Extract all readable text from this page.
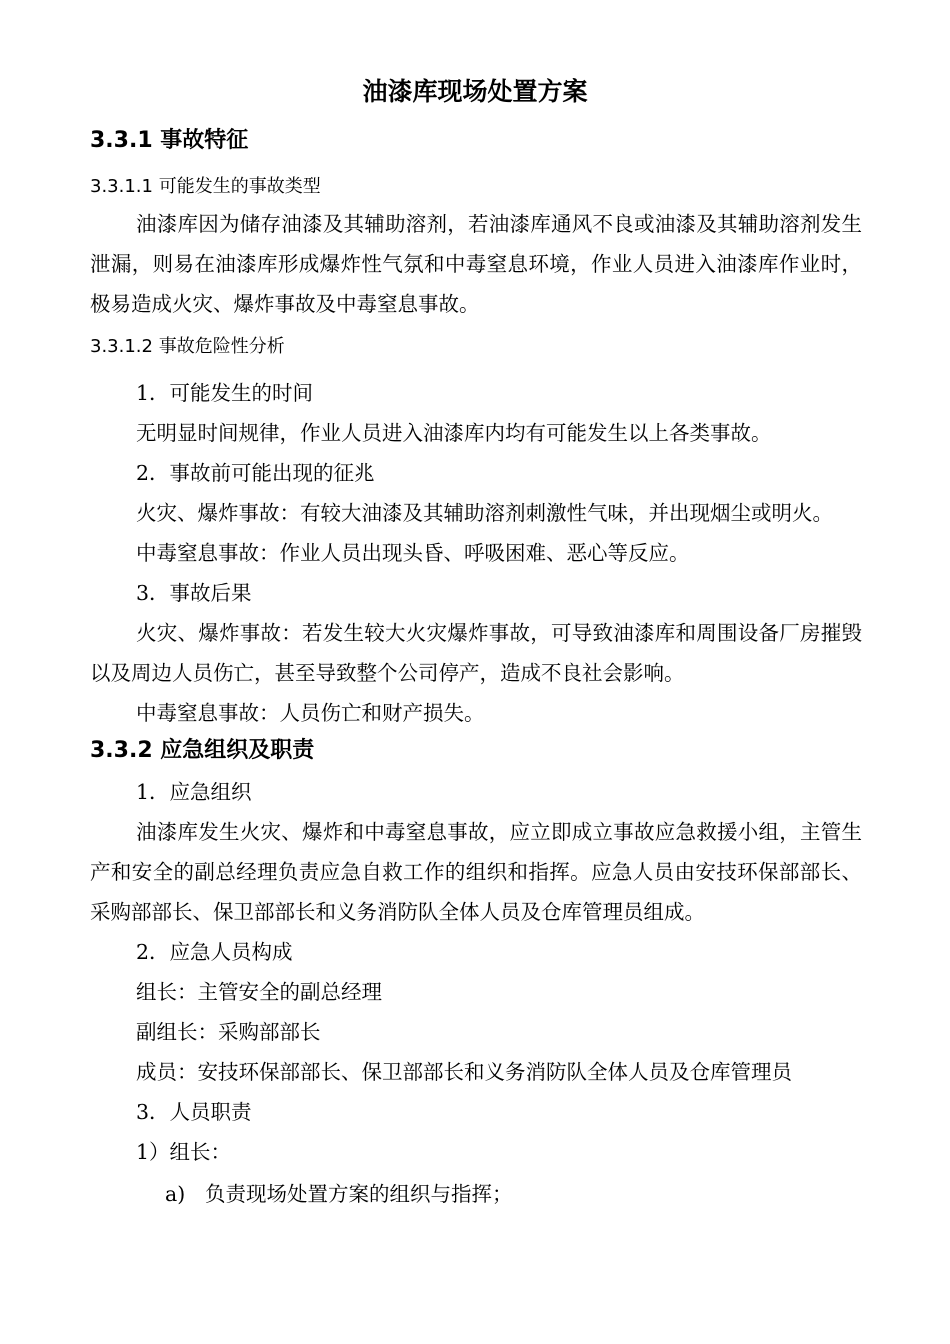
油漆库现场处置方案
3.3.1 事故特征
3.3.1.1 可能发生的事故类型

油漆库因为储存油漆及其辅助溶剂，若油漆库通风不良或油漆及其辅助溶剂发生泄漏，则易在油漆库形成爆炸性气氛和中毒窒息环境，作业人员进入油漆库作业时，极易造成火灾、爆炸事故及中毒窒息事故。

3.3.1.2 事故危险性分析
1．可能发生的时间
无明显时间规律，作业人员进入油漆库内均有可能发生以上各类事故。
2．事故前可能出现的征兆
火灾、爆炸事故：有较大油漆及其辅助溶剂刺激性气味，并出现烟尘或明火。
中毒窒息事故：作业人员出现头昏、呼吸困难、恶心等反应。
3．事故后果

火灾、爆炸事故：若发生较大火灾爆炸事故，可导致油漆库和周围设备厂房摧毁以及周边人员伤亡，甚至导致整个公司停产，造成不良社会影响。

中毒窒息事故：人员伤亡和财产损失。
3.3.2 应急组织及职责
1．应急组织

油漆库发生火灾、爆炸和中毒窒息事故，应立即成立事故应急救援小组，主管生产和安全的副总经理负责应急自救工作的组织和指挥。应急人员由安技环保部部长、采购部部长、保卫部部长和义务消防队全体人员及仓库管理员组成。

2．应急人员构成
组长：主管安全的副总经理
副组长：采购部部长
成员：安技环保部部长、保卫部部长和义务消防队全体人员及仓库管理员
3．人员职责
1）组长：
a) 负责现场处置方案的组织与指挥；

REQUIREMENTS —
Copy every line from the entries that contains the word "采购部部长".

FINISHED TASK —
油漆库发生火灾、爆炸和中毒窒息事故，应立即成立事故应急救援小组，主管生产和安全的副总经理负责应急自救工作的组织和指挥。应急人员由安技环保部部长、采购部部长、保卫部部长和义务消防队全体人员及仓库管理员组成。
副组长：采购部部长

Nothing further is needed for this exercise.